REQUIREMENT -
Leaving out all images, write out the records that follow exactly.
──────────
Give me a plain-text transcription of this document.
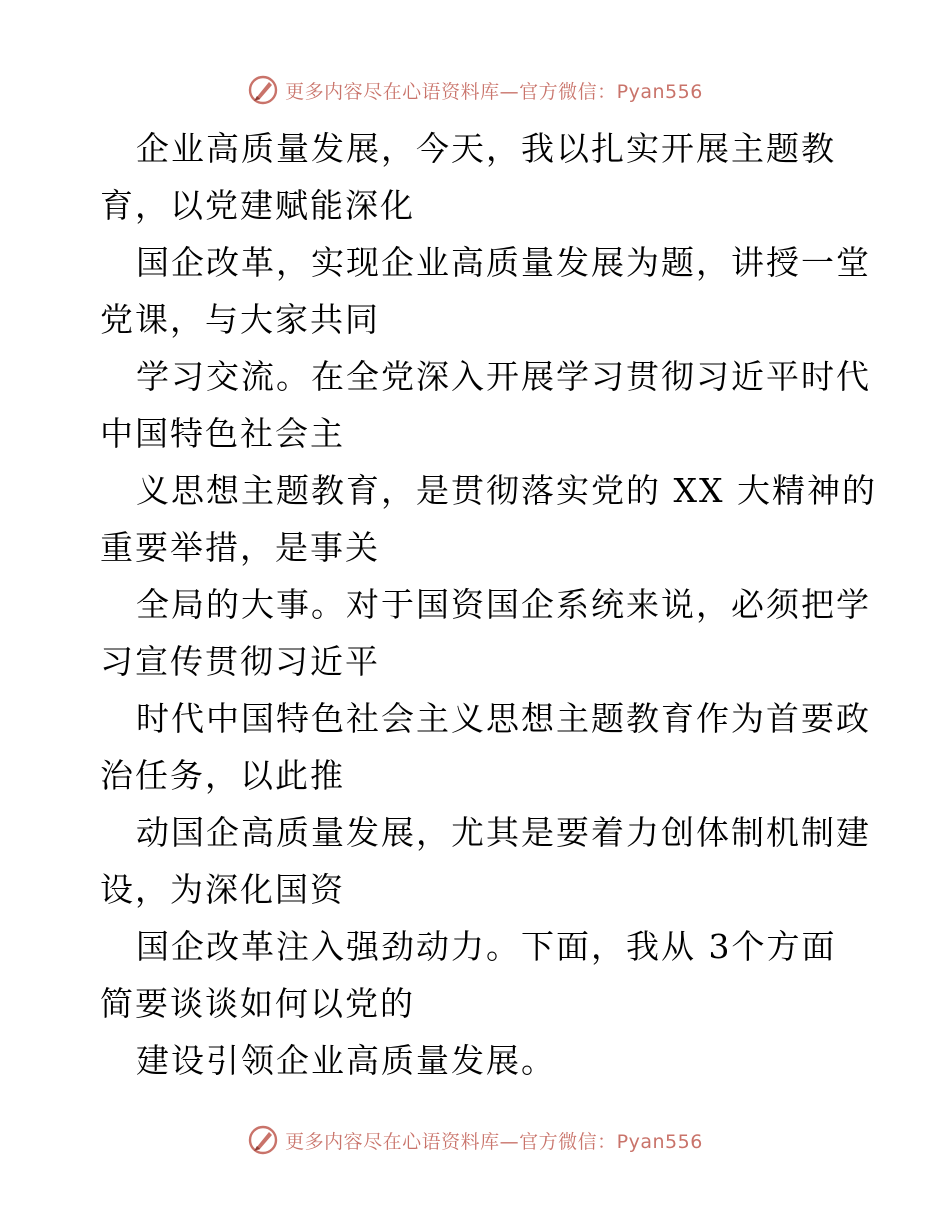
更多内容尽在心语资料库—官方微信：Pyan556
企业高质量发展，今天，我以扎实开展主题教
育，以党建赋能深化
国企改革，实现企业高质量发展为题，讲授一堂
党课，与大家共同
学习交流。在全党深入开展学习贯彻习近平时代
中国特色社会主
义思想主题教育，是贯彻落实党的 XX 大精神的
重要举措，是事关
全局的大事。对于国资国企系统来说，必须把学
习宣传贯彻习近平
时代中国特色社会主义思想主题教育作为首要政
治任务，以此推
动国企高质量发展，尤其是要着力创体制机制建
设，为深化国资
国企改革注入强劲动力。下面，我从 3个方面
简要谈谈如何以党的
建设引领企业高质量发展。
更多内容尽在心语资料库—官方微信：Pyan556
──────────
RESULT FOR THIS EXERCISE -
Give me a plain-text transcription of this document.
更多内容尽在心语资料库—官方微信：Pyan556
企业高质量发展，今天，我以扎实开展主题教
育，以党建赋能深化
国企改革，实现企业高质量发展为题，讲授一堂
党课，与大家共同
学习交流。在全党深入开展学习贯彻习近平时代
中国特色社会主
义思想主题教育，是贯彻落实党的 XX 大精神的
重要举措，是事关
全局的大事。对于国资国企系统来说，必须把学
习宣传贯彻习近平
时代中国特色社会主义思想主题教育作为首要政
治任务，以此推
动国企高质量发展，尤其是要着力创体制机制建
设，为深化国资
国企改革注入强劲动力。下面，我从 3个方面
简要谈谈如何以党的
建设引领企业高质量发展。
更多内容尽在心语资料库—官方微信：Pyan556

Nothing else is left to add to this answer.